Figure contents as structured data:
------------------------------------
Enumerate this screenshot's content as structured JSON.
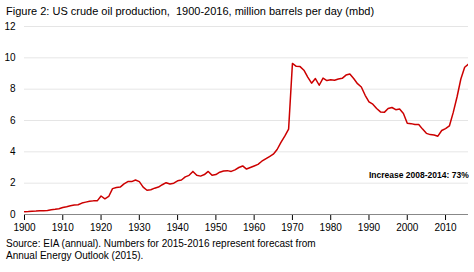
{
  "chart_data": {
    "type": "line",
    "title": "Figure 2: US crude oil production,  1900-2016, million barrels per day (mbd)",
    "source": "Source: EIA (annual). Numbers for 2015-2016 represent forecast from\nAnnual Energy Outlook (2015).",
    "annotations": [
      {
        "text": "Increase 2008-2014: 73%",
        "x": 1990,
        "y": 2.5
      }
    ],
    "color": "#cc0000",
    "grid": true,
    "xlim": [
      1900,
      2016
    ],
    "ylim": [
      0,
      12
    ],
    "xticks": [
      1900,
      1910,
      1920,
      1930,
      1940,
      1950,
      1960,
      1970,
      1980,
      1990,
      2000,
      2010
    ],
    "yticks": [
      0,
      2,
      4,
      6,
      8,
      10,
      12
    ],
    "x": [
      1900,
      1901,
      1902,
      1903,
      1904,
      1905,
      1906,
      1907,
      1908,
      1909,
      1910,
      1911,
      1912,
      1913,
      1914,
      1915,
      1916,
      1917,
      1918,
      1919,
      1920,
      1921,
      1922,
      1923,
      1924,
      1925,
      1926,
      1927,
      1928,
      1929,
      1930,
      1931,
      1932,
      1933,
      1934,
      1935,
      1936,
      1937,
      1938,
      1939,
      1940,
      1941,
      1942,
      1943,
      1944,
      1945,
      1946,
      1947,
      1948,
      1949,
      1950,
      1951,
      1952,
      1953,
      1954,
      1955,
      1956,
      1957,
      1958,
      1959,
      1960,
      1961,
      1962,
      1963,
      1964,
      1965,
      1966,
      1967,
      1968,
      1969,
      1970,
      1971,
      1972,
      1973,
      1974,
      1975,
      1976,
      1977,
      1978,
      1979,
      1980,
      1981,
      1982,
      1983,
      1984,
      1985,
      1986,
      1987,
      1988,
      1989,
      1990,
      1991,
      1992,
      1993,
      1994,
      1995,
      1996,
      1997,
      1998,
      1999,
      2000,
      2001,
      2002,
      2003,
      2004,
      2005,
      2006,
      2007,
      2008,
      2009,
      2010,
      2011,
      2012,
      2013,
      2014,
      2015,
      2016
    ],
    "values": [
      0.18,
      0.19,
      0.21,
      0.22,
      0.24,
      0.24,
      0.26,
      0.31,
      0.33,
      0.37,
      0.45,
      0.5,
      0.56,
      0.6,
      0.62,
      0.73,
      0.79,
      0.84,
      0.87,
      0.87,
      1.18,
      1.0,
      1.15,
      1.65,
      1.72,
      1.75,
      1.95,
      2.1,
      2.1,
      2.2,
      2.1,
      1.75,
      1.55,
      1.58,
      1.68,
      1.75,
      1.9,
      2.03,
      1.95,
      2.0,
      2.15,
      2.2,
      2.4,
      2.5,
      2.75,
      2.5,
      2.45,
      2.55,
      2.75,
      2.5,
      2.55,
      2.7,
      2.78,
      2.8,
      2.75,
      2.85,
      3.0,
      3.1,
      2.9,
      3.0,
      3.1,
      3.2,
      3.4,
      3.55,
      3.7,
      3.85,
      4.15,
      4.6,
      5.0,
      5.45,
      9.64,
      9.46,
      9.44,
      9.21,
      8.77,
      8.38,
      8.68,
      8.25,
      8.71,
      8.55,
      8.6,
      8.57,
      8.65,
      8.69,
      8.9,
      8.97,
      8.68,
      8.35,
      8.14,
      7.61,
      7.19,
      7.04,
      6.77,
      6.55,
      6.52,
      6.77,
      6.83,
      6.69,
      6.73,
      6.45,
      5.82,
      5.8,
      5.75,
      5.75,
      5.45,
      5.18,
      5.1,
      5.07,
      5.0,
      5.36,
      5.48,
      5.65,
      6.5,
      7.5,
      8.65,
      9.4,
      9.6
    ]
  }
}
------------------------------------
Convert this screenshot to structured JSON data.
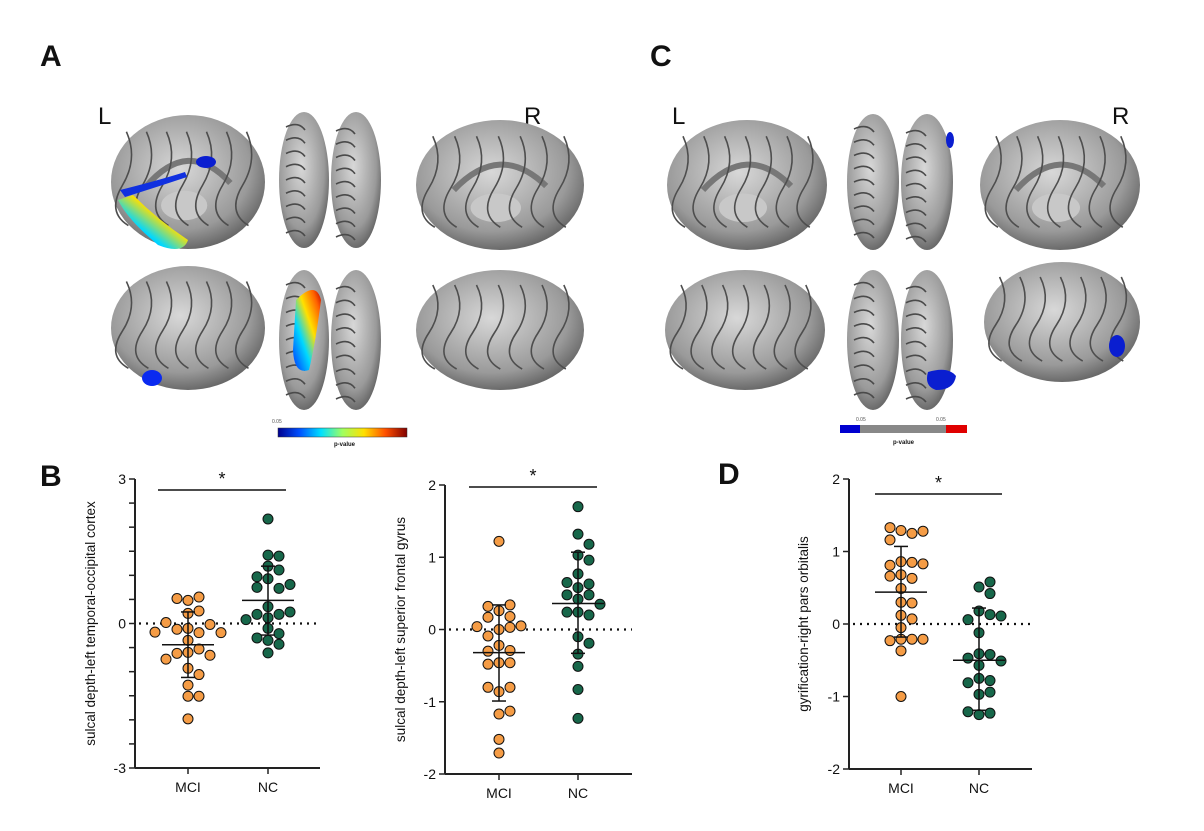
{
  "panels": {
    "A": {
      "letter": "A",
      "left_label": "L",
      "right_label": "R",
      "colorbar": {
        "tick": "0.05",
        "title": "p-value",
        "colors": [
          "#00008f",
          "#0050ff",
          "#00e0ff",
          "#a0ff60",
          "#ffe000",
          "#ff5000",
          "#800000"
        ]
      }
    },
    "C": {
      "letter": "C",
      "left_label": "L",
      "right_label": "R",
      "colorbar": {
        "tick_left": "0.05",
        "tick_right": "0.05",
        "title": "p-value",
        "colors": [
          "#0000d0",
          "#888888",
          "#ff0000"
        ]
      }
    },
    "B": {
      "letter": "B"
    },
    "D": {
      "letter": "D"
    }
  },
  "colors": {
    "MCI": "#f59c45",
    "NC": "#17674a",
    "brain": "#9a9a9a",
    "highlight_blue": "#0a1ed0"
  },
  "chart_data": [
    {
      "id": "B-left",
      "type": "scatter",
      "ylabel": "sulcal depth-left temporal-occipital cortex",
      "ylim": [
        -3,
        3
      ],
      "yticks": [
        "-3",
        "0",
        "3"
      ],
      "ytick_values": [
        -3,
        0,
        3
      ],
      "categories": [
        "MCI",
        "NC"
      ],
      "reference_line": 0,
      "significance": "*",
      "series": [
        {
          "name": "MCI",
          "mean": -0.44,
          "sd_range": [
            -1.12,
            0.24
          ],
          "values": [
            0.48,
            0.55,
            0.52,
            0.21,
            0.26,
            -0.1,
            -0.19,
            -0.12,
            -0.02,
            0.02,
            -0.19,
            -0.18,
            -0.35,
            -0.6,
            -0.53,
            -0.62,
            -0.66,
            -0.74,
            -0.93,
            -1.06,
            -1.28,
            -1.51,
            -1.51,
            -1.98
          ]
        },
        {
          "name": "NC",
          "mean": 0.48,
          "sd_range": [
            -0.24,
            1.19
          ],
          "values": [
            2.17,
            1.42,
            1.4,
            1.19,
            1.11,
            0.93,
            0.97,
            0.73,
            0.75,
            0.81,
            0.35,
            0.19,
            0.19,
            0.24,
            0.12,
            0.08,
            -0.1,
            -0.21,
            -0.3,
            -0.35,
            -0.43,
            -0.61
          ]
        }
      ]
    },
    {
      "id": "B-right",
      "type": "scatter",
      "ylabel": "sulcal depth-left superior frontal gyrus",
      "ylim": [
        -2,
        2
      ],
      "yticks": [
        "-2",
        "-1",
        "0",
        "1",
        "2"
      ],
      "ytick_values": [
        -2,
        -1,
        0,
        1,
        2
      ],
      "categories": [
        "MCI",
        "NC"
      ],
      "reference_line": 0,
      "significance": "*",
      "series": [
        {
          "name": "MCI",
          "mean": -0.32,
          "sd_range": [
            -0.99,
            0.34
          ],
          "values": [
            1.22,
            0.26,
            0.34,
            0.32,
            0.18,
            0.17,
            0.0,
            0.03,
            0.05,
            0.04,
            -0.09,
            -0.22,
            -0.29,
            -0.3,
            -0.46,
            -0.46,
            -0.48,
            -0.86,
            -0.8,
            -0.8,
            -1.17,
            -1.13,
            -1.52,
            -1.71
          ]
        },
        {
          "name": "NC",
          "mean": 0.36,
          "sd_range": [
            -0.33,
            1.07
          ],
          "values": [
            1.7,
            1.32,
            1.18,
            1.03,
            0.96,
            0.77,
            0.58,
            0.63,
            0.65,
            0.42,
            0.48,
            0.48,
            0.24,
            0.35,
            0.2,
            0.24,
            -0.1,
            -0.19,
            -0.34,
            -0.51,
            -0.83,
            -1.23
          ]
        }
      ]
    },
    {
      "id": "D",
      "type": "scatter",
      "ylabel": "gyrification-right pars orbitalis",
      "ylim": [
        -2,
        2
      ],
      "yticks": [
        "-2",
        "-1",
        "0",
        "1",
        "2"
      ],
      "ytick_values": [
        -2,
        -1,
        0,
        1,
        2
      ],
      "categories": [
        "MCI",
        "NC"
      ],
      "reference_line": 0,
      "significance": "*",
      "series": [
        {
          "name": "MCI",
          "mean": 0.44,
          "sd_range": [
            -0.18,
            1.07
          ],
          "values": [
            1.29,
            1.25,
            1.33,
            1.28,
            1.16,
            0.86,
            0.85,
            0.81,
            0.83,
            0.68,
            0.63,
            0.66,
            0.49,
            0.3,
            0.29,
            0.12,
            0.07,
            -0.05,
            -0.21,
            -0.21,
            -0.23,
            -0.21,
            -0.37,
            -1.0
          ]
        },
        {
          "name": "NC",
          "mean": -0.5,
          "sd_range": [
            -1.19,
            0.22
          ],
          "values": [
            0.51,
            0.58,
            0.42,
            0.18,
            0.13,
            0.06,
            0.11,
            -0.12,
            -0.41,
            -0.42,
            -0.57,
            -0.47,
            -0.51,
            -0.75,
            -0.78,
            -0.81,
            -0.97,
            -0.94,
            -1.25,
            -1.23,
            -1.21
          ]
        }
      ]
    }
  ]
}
------------------------------------
Which lines include "JSON"? Copy each of them out.

Enumerate this screenshot's content as structured JSON.
Convert this screenshot to structured JSON data.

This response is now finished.